Give the number of lines holding the string "Orbiter", and nothing else.

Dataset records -
───

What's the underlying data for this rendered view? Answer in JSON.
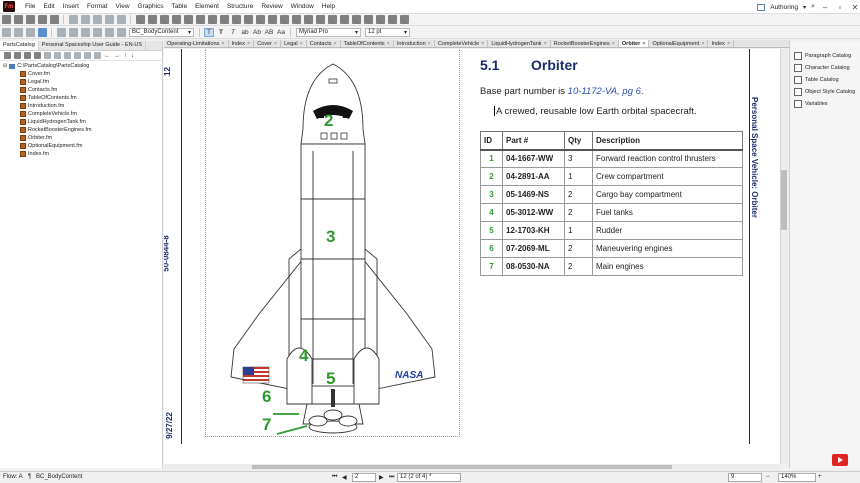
{
  "app": {
    "logo": "Fm",
    "menu": [
      "File",
      "Edit",
      "Insert",
      "Format",
      "View",
      "Graphics",
      "Table",
      "Element",
      "Structure",
      "Review",
      "Window",
      "Help"
    ],
    "workspace": "Authoring"
  },
  "format_bar": {
    "paragraph_tag": "BC_BodyContent",
    "font": "Myriad Pro",
    "size": "12 pt",
    "text_buttons": [
      "T",
      "T",
      "T",
      "ab",
      "Ab",
      "AB",
      "Aa"
    ]
  },
  "left_panel": {
    "tabs": [
      "PartsCatalog",
      "Personal Spaceship User Guide - EN-US"
    ],
    "root": "C:\\PartsCatalog\\PartsCatalog",
    "files": [
      "Cover.fm",
      "Legal.fm",
      "Contacts.fm",
      "TableOfContents.fm",
      "Introduction.fm",
      "CompleteVehicle.fm",
      "LiquidHydrogenTank.fm",
      "RocketBoosterEngines.fm",
      "Orbiter.fm",
      "OptionalEquipment.fm",
      "Index.fm"
    ]
  },
  "doc_tabs": [
    "Operating-Limitations",
    "Index",
    "Cover",
    "Legal",
    "Contacts",
    "TableOfContents",
    "Introduction",
    "CompleteVehicle",
    "LiquidHydrogenTank",
    "RocketBoosterEngines",
    "Orbiter",
    "OptionalEquipment",
    "Index"
  ],
  "active_doc_tab": "Orbiter",
  "page": {
    "margin_page_num": "12",
    "margin_doc_id": "50-0844-8",
    "margin_date": "9/27/22",
    "side_title": "Personal Space Vehicle: Orbiter",
    "section_number": "5.1",
    "section_title": "Orbiter",
    "base_part_prefix": "Base part number is ",
    "base_part_ref": "10-1172-VA, pg 6",
    "base_part_suffix": ".",
    "description": "A crewed, reusable low Earth orbital spacecraft.",
    "diagram_logo": "NASA",
    "callouts": [
      "2",
      "3",
      "4",
      "5",
      "6",
      "7"
    ]
  },
  "table": {
    "headers": [
      "ID",
      "Part #",
      "Qty",
      "Description"
    ],
    "rows": [
      [
        "1",
        "04-1667-WW",
        "3",
        "Forward reaction control thrusters"
      ],
      [
        "2",
        "04-2891-AA",
        "1",
        "Crew compartment"
      ],
      [
        "3",
        "05-1469-NS",
        "2",
        "Cargo bay compartment"
      ],
      [
        "4",
        "05-3012-WW",
        "2",
        "Fuel tanks"
      ],
      [
        "5",
        "12-1703-KH",
        "1",
        "Rudder"
      ],
      [
        "6",
        "07-2069-ML",
        "2",
        "Maneuvering engines"
      ],
      [
        "7",
        "08-0530-NA",
        "2",
        "Main engines"
      ]
    ]
  },
  "right_panel": {
    "items": [
      "Paragraph Catalog",
      "Character Catalog",
      "Table Catalog",
      "Object Style Catalog",
      "Variables"
    ]
  },
  "status": {
    "flow": "Flow: A",
    "tag": "BC_BodyContent",
    "page_field": "2",
    "page_info": "12 (2 of 4) *",
    "zoom_field": "9",
    "zoom": "140%"
  },
  "colors": {
    "heading_blue": "#1a2a6c",
    "callout_green": "#2e9a2e",
    "link_blue": "#2a4db8"
  }
}
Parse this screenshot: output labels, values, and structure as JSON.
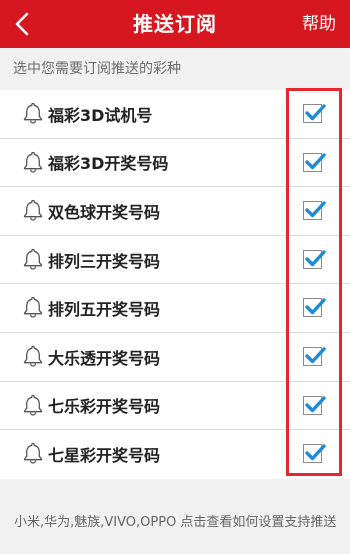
{
  "header": {
    "title": "推送订阅",
    "help_label": "帮助",
    "background_color": "#d6171f"
  },
  "subtitle": "选中您需要订阅推送的彩种",
  "items": [
    {
      "label": "福彩3D试机号",
      "checked": true,
      "icon": "bell-icon"
    },
    {
      "label": "福彩3D开奖号码",
      "checked": true,
      "icon": "bell-icon"
    },
    {
      "label": "双色球开奖号码",
      "checked": true,
      "icon": "bell-icon"
    },
    {
      "label": "排列三开奖号码",
      "checked": true,
      "icon": "bell-icon"
    },
    {
      "label": "排列五开奖号码",
      "checked": true,
      "icon": "bell-icon"
    },
    {
      "label": "大乐透开奖号码",
      "checked": true,
      "icon": "bell-icon"
    },
    {
      "label": "七乐彩开奖号码",
      "checked": true,
      "icon": "bell-icon"
    },
    {
      "label": "七星彩开奖号码",
      "checked": true,
      "icon": "bell-icon"
    }
  ],
  "footer_text": "小米,华为,魅族,VIVO,OPPO 点击查看如何设置支持推送",
  "colors": {
    "check_mark": "#1f8ad6",
    "highlight_border": "#e8262b"
  }
}
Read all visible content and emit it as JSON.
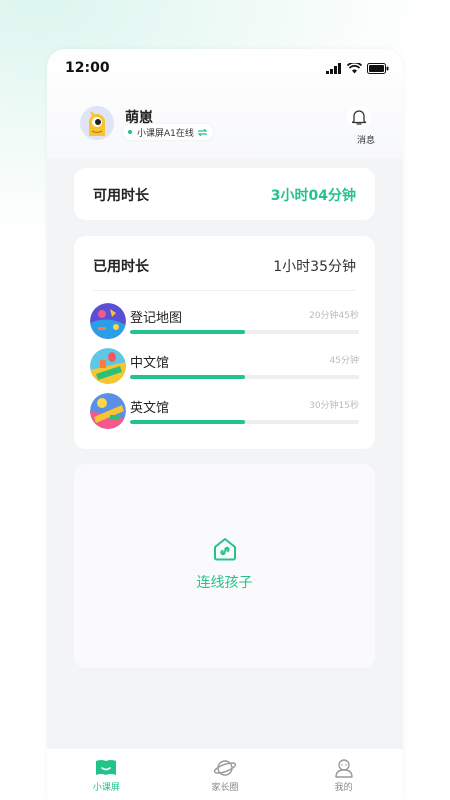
{
  "status_bar": {
    "time": "12:00"
  },
  "user": {
    "name": "萌崽",
    "device_status": "小课屏A1在线"
  },
  "header": {
    "notification_label": "消息"
  },
  "available_time": {
    "label": "可用时长",
    "value": "3小时04分钟"
  },
  "used_time": {
    "label": "已用时长",
    "value": "1小时35分钟",
    "apps": [
      {
        "name": "登记地图",
        "duration": "20分钟45秒",
        "progress": 0.5
      },
      {
        "name": "中文馆",
        "duration": "45分钟",
        "progress": 0.5
      },
      {
        "name": "英文馆",
        "duration": "30分钟15秒",
        "progress": 0.5
      }
    ]
  },
  "connect": {
    "label": "连线孩子"
  },
  "tabs": [
    {
      "label": "小课屏",
      "icon": "book-icon",
      "active": true
    },
    {
      "label": "家长圈",
      "icon": "planet-icon",
      "active": false
    },
    {
      "label": "我的",
      "icon": "profile-icon",
      "active": false
    }
  ],
  "colors": {
    "accent": "#22c48a"
  }
}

───

RESULT FOR THIS EXERCISE -
5